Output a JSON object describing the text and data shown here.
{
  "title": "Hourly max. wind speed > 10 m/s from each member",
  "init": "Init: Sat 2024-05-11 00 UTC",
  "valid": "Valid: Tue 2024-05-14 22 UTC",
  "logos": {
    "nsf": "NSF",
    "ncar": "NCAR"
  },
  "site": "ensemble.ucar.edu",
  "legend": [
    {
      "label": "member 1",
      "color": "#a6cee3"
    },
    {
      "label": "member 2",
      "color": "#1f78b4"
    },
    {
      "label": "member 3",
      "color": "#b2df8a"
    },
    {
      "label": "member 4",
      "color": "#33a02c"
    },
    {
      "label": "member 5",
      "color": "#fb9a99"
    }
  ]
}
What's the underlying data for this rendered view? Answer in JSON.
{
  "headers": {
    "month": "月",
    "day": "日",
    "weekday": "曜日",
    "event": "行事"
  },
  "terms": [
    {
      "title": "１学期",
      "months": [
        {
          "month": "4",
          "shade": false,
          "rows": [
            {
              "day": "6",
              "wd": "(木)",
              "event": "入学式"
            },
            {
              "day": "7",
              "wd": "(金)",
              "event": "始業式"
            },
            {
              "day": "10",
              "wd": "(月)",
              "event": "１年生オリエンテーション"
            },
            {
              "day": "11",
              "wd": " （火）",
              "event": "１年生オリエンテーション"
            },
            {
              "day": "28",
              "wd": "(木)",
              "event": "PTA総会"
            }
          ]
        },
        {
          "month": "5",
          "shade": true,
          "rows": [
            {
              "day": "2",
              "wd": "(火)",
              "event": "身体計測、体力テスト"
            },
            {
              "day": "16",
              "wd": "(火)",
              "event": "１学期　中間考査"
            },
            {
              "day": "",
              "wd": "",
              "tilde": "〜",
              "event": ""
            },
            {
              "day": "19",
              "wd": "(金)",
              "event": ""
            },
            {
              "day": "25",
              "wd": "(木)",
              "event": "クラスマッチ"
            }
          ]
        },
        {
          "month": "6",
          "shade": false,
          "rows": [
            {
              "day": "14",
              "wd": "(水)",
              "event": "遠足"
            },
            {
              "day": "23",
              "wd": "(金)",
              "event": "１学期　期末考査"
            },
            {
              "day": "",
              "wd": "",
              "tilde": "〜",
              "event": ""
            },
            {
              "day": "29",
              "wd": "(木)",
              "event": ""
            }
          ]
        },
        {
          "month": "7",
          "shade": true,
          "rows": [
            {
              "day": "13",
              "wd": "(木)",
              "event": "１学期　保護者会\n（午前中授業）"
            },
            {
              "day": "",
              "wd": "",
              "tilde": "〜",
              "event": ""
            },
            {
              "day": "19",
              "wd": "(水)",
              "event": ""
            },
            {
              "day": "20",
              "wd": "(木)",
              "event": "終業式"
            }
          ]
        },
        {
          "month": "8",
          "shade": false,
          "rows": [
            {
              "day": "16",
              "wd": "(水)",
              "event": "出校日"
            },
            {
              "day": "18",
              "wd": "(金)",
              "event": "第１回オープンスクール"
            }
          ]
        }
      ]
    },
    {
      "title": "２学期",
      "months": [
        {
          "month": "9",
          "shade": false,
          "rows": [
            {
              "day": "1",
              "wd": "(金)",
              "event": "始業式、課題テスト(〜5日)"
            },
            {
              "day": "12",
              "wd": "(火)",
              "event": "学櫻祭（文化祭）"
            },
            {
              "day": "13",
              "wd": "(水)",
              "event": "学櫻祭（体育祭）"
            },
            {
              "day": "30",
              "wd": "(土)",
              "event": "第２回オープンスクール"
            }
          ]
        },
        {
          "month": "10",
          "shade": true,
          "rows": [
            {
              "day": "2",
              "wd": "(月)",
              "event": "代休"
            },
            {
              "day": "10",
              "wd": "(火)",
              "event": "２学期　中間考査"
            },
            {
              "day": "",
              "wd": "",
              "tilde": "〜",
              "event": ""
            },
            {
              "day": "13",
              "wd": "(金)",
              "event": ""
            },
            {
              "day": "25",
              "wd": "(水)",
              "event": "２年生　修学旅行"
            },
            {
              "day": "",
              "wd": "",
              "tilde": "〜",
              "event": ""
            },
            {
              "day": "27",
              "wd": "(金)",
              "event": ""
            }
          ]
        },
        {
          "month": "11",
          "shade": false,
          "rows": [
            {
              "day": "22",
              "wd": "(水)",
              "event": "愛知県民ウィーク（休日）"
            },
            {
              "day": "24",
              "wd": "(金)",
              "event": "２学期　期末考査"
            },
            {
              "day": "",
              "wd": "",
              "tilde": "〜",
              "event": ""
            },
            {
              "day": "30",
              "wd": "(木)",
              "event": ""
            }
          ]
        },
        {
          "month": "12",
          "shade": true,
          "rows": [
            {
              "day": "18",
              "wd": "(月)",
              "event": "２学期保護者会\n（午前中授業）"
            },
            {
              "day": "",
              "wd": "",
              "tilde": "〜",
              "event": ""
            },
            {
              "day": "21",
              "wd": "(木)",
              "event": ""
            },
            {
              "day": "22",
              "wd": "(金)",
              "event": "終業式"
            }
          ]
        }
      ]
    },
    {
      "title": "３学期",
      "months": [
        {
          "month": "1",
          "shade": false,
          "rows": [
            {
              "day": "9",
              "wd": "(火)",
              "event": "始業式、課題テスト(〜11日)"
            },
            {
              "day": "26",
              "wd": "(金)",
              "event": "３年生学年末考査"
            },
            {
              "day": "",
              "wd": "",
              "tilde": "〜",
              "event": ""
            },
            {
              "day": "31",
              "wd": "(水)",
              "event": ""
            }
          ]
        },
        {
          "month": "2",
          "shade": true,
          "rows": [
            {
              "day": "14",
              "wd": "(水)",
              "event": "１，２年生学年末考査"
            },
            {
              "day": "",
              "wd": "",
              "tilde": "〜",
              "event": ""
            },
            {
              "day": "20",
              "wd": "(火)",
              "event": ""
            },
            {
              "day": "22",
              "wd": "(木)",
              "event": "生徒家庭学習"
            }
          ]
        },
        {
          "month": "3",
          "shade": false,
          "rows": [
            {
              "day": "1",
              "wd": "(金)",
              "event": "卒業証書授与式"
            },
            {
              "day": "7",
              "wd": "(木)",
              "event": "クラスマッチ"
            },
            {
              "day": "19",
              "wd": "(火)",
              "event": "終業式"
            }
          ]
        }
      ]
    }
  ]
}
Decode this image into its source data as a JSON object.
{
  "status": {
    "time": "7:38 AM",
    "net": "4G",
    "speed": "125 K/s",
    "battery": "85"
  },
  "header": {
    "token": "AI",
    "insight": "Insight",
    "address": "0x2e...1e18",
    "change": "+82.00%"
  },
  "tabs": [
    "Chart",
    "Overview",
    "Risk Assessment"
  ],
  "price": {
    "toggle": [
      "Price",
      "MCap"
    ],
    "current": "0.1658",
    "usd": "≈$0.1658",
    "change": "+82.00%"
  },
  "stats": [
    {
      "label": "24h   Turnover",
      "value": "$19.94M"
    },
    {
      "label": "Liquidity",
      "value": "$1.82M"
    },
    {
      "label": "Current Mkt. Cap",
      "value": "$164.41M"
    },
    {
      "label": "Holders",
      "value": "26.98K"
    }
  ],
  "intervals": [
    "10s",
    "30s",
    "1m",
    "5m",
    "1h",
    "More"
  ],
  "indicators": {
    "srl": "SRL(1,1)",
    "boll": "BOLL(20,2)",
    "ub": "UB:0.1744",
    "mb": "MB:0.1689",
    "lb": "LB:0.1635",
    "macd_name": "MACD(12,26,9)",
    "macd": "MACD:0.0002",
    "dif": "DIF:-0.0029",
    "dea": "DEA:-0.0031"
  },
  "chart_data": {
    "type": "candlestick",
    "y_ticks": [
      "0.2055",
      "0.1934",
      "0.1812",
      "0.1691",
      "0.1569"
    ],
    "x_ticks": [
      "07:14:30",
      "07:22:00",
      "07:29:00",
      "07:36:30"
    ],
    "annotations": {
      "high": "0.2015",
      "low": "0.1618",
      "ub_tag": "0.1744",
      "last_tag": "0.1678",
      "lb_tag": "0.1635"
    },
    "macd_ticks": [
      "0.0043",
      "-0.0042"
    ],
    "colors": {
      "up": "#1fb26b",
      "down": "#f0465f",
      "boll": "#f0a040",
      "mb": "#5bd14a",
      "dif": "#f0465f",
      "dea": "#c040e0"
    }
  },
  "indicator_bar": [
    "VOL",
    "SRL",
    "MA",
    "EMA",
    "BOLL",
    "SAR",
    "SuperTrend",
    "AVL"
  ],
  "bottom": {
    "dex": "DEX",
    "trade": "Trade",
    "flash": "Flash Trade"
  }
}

### Your task
Show each line holding the word "課題テスト".

### Problem solution
              "event": "始業式、課題テスト(〜5日)"
              "event": "始業式、課題テスト(〜11日)"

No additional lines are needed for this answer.